**Your task**
Restate the whole of the material. Keep every word, and drop the pictures.

* Begin Input for this task *

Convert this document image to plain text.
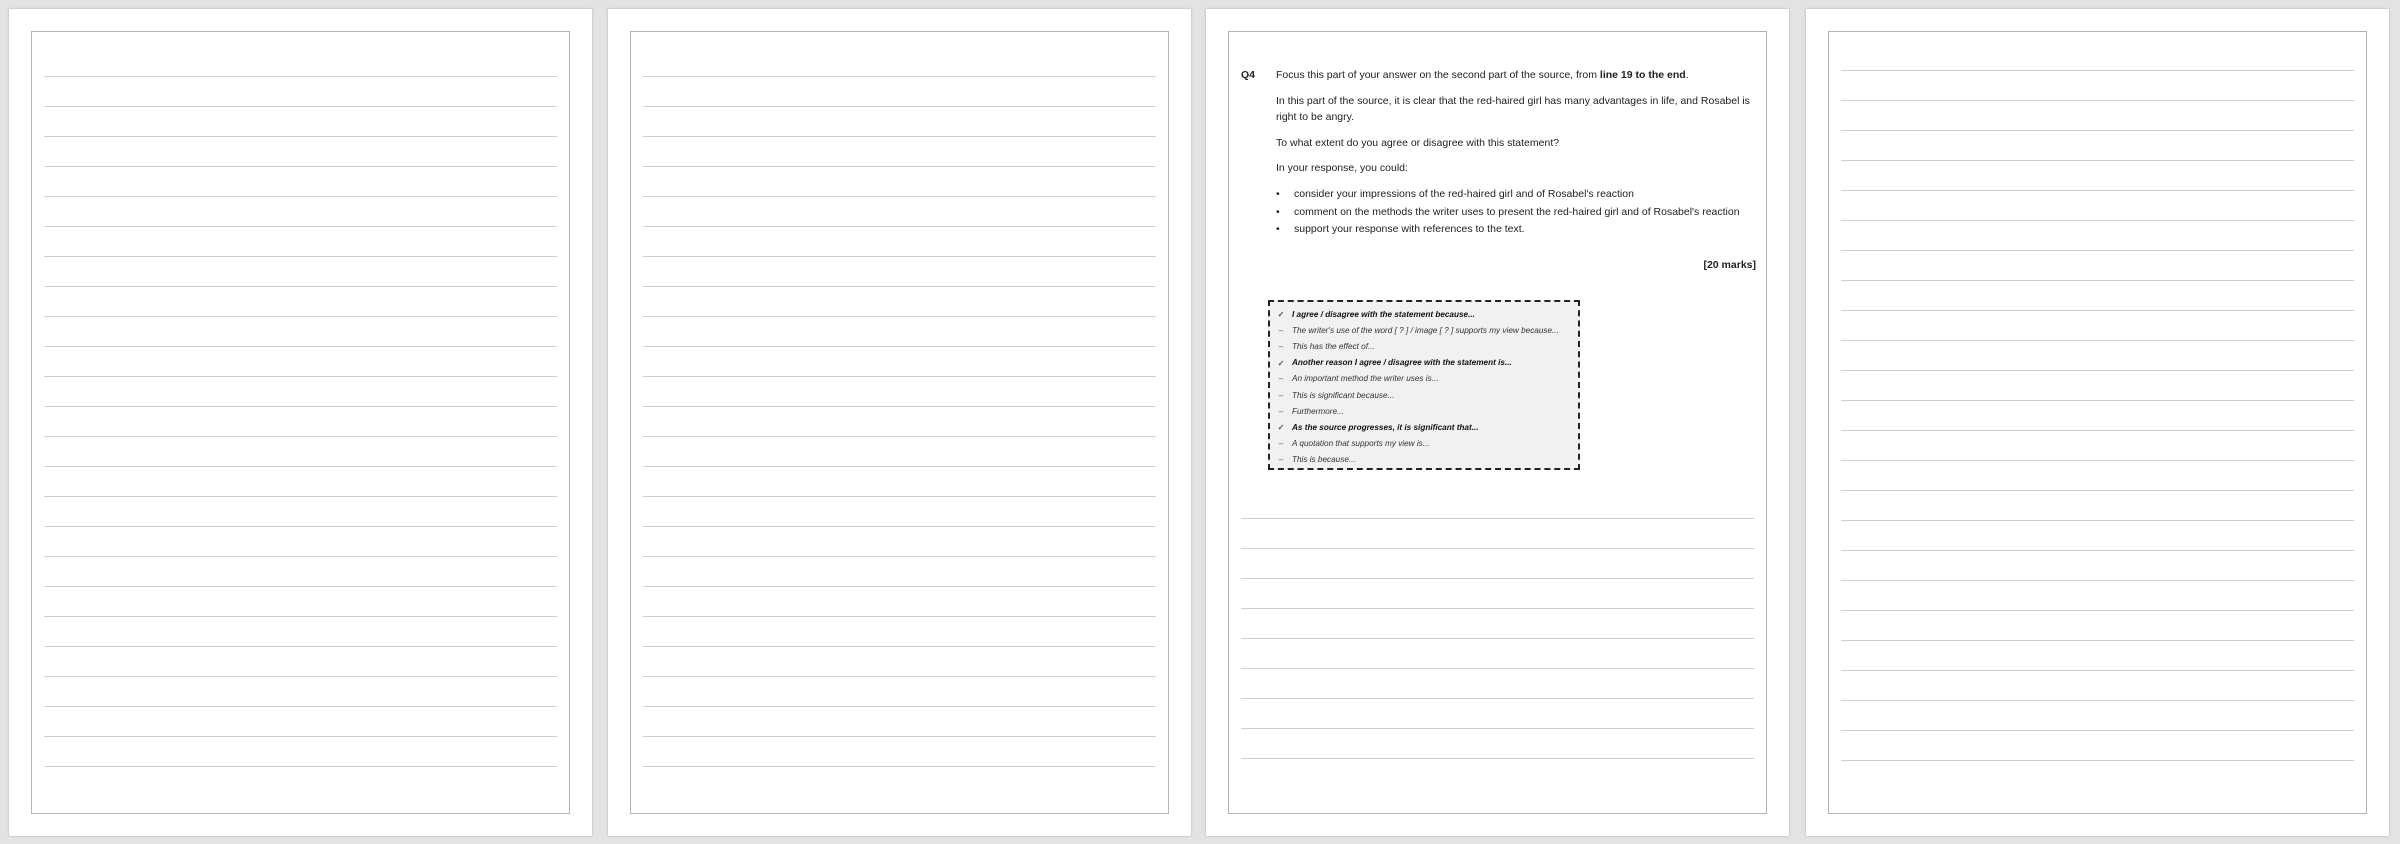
Q4 Focus this part of your answer on the second part of the source, from line 19 to the end.
In this part of the source, it is clear that the red-haired girl has many advantages in life, and Rosabel is right to be angry.
To what extent do you agree or disagree with this statement?
In your response, you could:
• consider your impressions of the red-haired girl and of Rosabel's reaction
• comment on the methods the writer uses to present the red-haired girl and of Rosabel's reaction
• support your response with references to the text.
[20 marks]
✓ I agree / disagree with the statement because...
–	The writer's use of the word [ ? ] / image [ ? ] supports my view because...
–	This has the effect of...
✓ Another reason I agree / disagree with the statement is...
–	An important method the writer uses is...
–	This is significant because...
–	Furthermore...
✓ As the source progresses, it is significant that...
–	A quotation that supports my view is...
–	This is because...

* End Input for this task *

**Complete response**
Convert this document image to plain text.
Q4 Focus this part of your answer on the second part of the source, from line 19 to the end.
In this part of the source, it is clear that the red-haired girl has many advantages in life, and Rosabel is right to be angry.
To what extent do you agree or disagree with this statement?
In your response, you could:
• consider your impressions of the red-haired girl and of Rosabel's reaction
• comment on the methods the writer uses to present the red-haired girl and of Rosabel's reaction
• support your response with references to the text.
[20 marks]
✓ I agree / disagree with the statement because...
–	The writer's use of the word [ ? ] / image [ ? ] supports my view because...
–	This has the effect of...
✓ Another reason I agree / disagree with the statement is...
–	An important method the writer uses is...
–	This is significant because...
–	Furthermore...
✓ As the source progresses, it is significant that...
–	A quotation that supports my view is...
–	This is because...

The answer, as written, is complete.